▶ _Records shown_

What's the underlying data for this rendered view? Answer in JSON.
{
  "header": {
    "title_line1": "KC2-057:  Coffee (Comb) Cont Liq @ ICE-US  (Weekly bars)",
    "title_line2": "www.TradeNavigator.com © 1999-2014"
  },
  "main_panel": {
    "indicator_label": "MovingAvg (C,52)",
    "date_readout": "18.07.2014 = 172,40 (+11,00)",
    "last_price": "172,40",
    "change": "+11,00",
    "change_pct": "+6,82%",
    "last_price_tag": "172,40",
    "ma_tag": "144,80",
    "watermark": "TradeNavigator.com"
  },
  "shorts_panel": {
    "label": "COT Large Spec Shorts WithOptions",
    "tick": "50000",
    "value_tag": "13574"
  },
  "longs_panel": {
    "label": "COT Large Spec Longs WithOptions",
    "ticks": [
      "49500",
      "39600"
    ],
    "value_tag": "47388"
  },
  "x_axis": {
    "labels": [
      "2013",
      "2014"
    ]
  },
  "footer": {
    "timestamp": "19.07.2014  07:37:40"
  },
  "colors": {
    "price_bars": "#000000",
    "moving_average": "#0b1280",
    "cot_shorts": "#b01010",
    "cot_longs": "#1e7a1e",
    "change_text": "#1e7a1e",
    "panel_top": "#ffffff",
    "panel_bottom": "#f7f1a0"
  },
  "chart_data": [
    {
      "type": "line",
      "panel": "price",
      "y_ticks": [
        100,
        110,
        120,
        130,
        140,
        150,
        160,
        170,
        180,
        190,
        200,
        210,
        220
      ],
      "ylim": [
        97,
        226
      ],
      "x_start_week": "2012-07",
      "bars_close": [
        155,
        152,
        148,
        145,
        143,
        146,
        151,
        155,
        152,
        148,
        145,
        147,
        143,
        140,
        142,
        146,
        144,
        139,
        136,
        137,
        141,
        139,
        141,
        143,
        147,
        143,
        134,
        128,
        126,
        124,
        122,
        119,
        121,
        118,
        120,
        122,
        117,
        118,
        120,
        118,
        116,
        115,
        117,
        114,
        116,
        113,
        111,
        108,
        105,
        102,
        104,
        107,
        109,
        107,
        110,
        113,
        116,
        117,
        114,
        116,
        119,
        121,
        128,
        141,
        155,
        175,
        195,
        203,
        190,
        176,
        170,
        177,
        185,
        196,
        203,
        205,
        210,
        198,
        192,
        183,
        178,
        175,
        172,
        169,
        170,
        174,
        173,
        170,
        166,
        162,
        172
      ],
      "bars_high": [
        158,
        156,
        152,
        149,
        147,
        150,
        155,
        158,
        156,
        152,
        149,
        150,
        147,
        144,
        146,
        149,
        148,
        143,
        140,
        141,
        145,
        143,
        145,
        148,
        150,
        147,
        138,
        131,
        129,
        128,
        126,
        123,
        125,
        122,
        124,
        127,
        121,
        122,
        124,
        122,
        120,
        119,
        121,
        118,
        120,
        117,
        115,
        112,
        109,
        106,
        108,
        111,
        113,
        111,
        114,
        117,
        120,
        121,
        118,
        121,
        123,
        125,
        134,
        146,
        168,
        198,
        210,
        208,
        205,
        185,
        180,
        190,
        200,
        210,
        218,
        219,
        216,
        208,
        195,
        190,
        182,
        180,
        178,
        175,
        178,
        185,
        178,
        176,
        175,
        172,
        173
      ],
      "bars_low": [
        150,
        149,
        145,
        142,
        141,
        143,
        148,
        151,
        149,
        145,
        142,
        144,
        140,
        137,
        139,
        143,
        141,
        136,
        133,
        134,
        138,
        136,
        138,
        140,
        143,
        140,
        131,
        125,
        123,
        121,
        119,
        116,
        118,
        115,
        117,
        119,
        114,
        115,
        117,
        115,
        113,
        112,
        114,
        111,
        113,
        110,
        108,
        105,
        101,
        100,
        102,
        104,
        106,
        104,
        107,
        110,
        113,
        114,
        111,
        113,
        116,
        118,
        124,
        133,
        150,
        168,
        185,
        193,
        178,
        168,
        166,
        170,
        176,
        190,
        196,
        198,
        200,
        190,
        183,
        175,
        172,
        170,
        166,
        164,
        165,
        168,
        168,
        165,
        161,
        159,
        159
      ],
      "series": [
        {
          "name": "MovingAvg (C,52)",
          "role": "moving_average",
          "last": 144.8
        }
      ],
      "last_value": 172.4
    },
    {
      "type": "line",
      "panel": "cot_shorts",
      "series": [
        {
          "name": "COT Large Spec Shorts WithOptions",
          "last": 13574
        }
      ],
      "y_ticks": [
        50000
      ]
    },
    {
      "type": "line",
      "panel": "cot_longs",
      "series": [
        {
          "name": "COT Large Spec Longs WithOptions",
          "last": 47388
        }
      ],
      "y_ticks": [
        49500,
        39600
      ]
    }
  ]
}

▶ _What is needed_
Search the entries for the word "MovingAvg", then list each line that holds it.

▶ _Task output_
    "indicator_label": "MovingAvg (C,52)",
          "name": "MovingAvg (C,52)",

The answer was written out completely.